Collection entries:
__________________________________________________
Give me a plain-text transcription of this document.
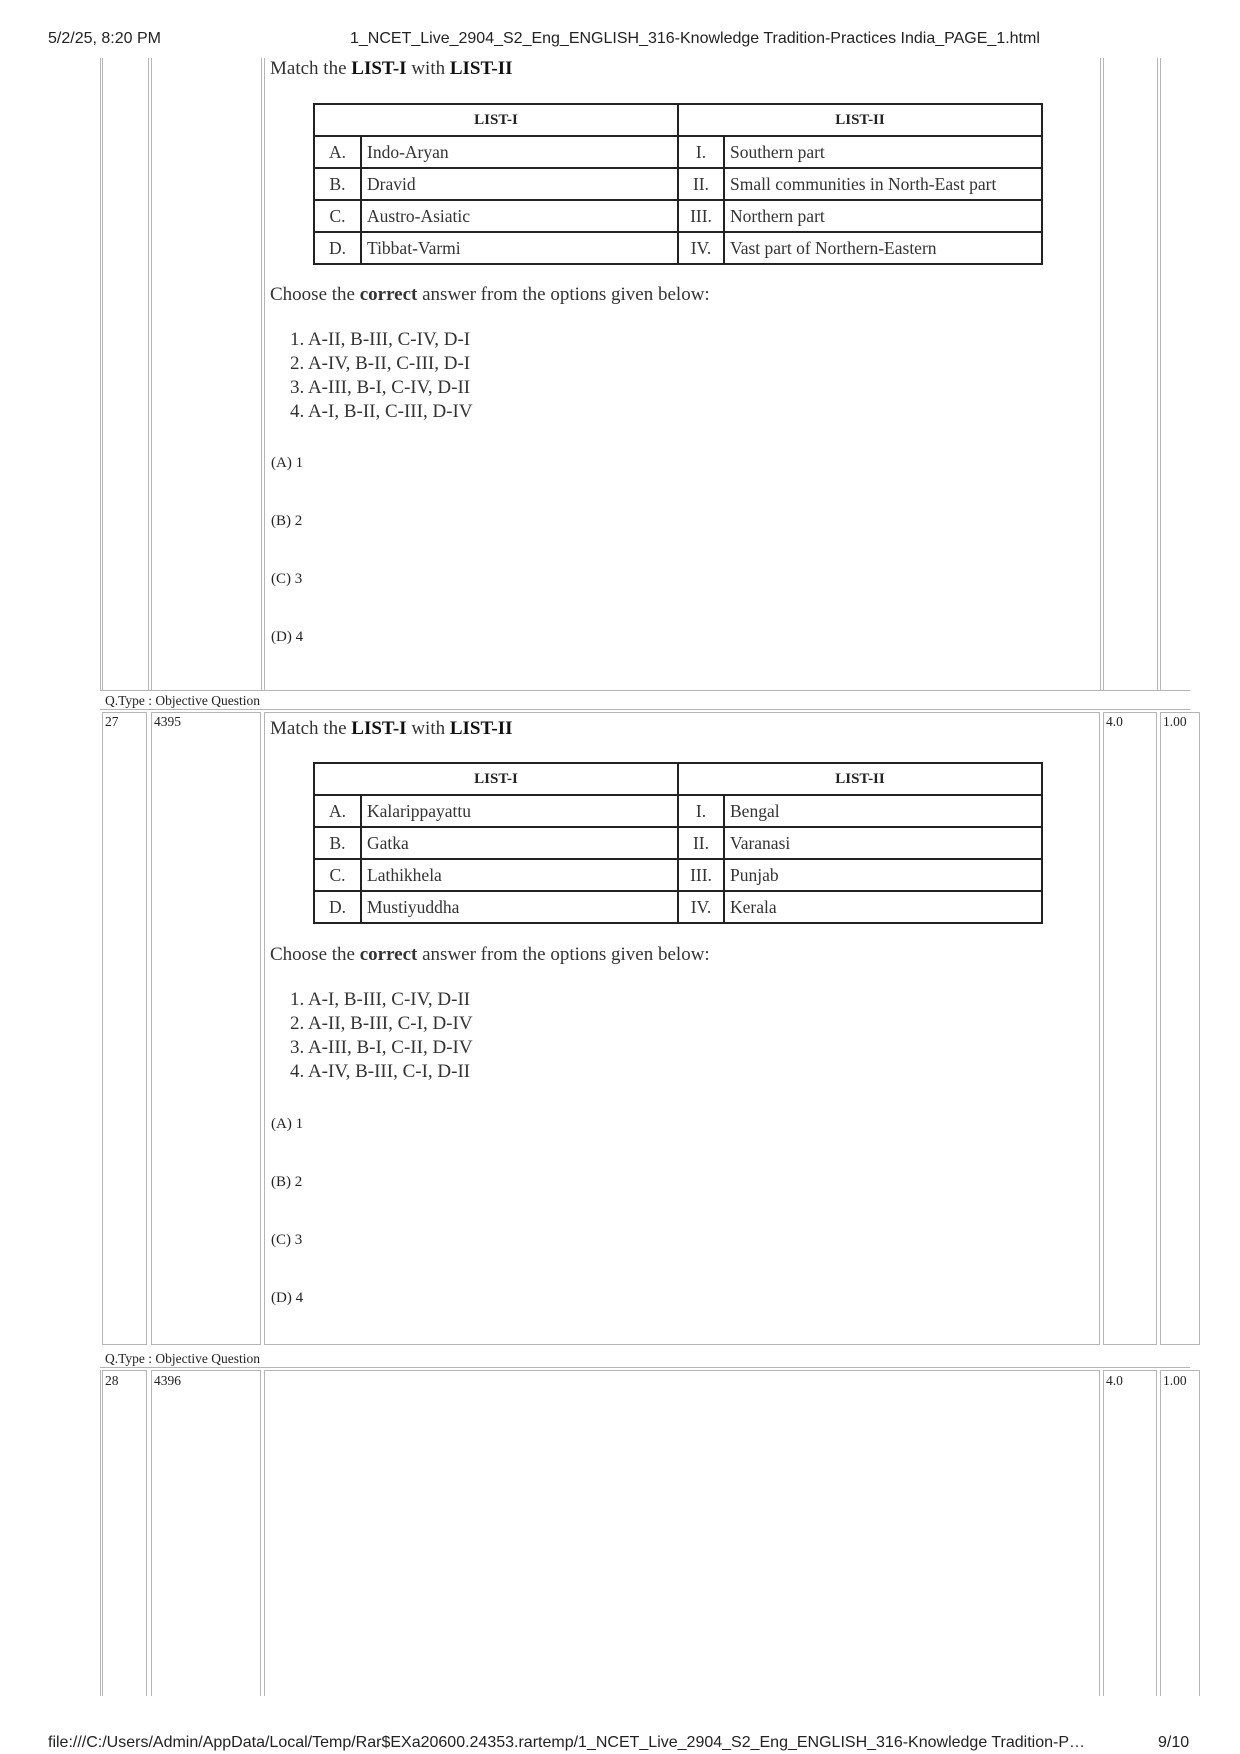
5/2/25, 8:20 PM	1_NCET_Live_2904_S2_Eng_ENGLISH_316-Knowledge Tradition-Practices India_PAGE_1.html
Match the LIST-I with LIST-II
LIST-I		LIST-II	
A.	Indo-Aryan	I.	Southern part
B.	Dravid	II.	Small communities in North-East part
C.	Austro-Asiatic	III.	Northern part
D.	Tibbat-Varmi	IV.	Vast part of Northern-Eastern
Choose the correct answer from the options given below:
1. A-II, B-III, C-IV, D-I
2. A-IV, B-II, C-III, D-I
3. A-III, B-I, C-IV, D-II
4. A-I, B-II, C-III, D-IV
(A) 1
(B) 2
(C) 3
(D) 4
Q.Type : Objective Question
27	4395	4.0	1.00
Match the LIST-I with LIST-II
LIST-I		LIST-II	
A.	Kalarippayattu	I.	Bengal
B.	Gatka	II.	Varanasi
C.	Lathikhela	III.	Punjab
D.	Mustiyuddha	IV.	Kerala
Choose the correct answer from the options given below:
1. A-I, B-III, C-IV, D-II
2. A-II, B-III, C-I, D-IV
3. A-III, B-I, C-II, D-IV
4. A-IV, B-III, C-I, D-II
(A) 1
(B) 2
(C) 3
(D) 4
Q.Type : Objective Question
28	4396	4.0	1.00
file:///C:/Users/Admin/AppData/Local/Temp/Rar$EXa20600.24353.rartemp/1_NCET_Live_2904_S2_Eng_ENGLISH_316-Knowledge Tradition-P…	9/10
__________________________________________________
WHAT IS NEEDED
Copy out the listing exactly as it stands, but not the pictures.

EXERCISE RESPONSE
Give me a plain-text transcription of this document.
5/2/25, 8:20 PM	1_NCET_Live_2904_S2_Eng_ENGLISH_316-Knowledge Tradition-Practices India_PAGE_1.html
Match the LIST-I with LIST-II
LIST-I		LIST-II	
A.	Indo-Aryan	I.	Southern part
B.	Dravid	II.	Small communities in North-East part
C.	Austro-Asiatic	III.	Northern part
D.	Tibbat-Varmi	IV.	Vast part of Northern-Eastern
Choose the correct answer from the options given below:
1. A-II, B-III, C-IV, D-I
2. A-IV, B-II, C-III, D-I
3. A-III, B-I, C-IV, D-II
4. A-I, B-II, C-III, D-IV
(A) 1
(B) 2
(C) 3
(D) 4
Q.Type : Objective Question
27	4395	4.0	1.00
Match the LIST-I with LIST-II
LIST-I		LIST-II	
A.	Kalarippayattu	I.	Bengal
B.	Gatka	II.	Varanasi
C.	Lathikhela	III.	Punjab
D.	Mustiyuddha	IV.	Kerala
Choose the correct answer from the options given below:
1. A-I, B-III, C-IV, D-II
2. A-II, B-III, C-I, D-IV
3. A-III, B-I, C-II, D-IV
4. A-IV, B-III, C-I, D-II
(A) 1
(B) 2
(C) 3
(D) 4
Q.Type : Objective Question
28	4396	4.0	1.00
file:///C:/Users/Admin/AppData/Local/Temp/Rar$EXa20600.24353.rartemp/1_NCET_Live_2904_S2_Eng_ENGLISH_316-Knowledge Tradition-P…	9/10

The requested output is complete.